Pull out every line with the word "wykorzystać".
===== Input for this task
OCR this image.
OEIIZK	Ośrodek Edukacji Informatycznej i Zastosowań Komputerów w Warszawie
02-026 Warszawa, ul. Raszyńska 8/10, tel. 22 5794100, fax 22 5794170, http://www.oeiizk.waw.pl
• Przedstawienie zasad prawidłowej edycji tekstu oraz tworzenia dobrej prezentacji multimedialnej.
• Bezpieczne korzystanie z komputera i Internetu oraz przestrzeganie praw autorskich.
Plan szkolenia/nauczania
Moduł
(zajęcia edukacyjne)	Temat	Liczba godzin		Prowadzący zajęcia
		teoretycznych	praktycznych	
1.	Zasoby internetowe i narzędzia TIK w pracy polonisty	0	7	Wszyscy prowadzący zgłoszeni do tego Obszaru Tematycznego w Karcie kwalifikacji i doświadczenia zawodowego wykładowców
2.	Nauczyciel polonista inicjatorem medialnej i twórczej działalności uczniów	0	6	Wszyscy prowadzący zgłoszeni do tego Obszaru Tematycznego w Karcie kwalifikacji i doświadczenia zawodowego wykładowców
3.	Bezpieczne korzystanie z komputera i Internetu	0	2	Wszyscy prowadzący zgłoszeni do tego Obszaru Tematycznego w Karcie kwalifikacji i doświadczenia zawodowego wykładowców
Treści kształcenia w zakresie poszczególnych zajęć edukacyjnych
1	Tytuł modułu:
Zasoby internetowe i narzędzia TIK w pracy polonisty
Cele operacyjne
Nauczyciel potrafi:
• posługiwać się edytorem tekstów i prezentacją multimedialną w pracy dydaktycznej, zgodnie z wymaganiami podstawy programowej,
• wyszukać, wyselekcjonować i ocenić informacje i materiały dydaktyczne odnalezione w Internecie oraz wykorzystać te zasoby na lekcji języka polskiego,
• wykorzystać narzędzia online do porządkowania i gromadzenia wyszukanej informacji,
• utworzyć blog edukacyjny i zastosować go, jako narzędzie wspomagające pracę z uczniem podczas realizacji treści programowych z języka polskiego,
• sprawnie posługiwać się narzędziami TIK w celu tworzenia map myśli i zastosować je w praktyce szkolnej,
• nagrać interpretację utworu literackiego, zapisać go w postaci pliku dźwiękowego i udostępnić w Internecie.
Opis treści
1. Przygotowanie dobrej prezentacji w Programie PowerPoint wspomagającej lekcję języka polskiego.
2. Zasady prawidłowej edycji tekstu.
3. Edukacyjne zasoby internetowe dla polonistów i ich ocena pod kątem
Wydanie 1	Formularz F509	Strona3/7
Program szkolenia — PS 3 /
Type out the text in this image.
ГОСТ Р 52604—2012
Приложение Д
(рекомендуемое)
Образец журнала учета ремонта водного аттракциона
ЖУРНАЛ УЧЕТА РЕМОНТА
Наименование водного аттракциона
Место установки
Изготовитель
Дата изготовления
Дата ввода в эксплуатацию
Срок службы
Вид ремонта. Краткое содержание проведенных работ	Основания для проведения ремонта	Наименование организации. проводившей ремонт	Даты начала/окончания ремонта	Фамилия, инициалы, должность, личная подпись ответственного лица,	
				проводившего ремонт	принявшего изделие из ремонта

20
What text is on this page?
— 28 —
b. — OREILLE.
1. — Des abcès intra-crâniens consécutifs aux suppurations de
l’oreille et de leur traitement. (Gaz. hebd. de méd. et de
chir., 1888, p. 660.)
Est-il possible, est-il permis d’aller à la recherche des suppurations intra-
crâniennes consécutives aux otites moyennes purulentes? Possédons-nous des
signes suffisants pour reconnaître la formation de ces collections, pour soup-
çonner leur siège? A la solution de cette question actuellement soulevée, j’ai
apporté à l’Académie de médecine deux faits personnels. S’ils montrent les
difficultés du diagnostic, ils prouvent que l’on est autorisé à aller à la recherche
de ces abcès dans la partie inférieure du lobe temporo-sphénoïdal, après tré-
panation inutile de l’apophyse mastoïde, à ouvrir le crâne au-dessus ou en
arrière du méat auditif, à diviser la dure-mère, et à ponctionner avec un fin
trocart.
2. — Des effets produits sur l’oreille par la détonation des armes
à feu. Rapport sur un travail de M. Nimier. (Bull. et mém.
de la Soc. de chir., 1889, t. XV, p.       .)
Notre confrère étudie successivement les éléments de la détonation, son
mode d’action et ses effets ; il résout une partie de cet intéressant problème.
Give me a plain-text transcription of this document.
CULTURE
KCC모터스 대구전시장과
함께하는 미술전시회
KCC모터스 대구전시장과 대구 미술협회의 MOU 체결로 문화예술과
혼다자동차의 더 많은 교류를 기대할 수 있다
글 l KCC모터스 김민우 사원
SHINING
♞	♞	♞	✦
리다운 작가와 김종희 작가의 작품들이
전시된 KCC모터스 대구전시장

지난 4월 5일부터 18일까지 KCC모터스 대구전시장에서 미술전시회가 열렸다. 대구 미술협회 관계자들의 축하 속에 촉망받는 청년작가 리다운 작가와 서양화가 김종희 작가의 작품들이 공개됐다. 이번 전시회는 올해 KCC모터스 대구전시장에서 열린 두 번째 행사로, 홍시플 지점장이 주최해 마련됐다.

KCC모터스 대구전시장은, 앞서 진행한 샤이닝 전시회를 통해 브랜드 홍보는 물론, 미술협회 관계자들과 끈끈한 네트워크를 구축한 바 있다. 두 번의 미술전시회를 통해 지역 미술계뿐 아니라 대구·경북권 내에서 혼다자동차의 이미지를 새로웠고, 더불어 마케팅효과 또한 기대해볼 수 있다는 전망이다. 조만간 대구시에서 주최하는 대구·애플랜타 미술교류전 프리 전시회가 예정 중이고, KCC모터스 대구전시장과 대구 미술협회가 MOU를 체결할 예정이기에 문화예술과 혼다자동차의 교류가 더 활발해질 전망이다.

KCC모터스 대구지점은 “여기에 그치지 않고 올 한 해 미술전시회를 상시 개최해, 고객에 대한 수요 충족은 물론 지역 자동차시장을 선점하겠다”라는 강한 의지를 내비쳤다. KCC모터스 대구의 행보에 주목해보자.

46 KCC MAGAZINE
==========
● Result of the exercise
• wyszukać, wyselekcjonować i ocenić informacje i materiały dydaktyczne odnalezione w Internecie oraz wykorzystać te zasoby na lekcji języka polskiego,
• wykorzystać narzędzia online do porządkowania i gromadzenia wyszukanej informacji,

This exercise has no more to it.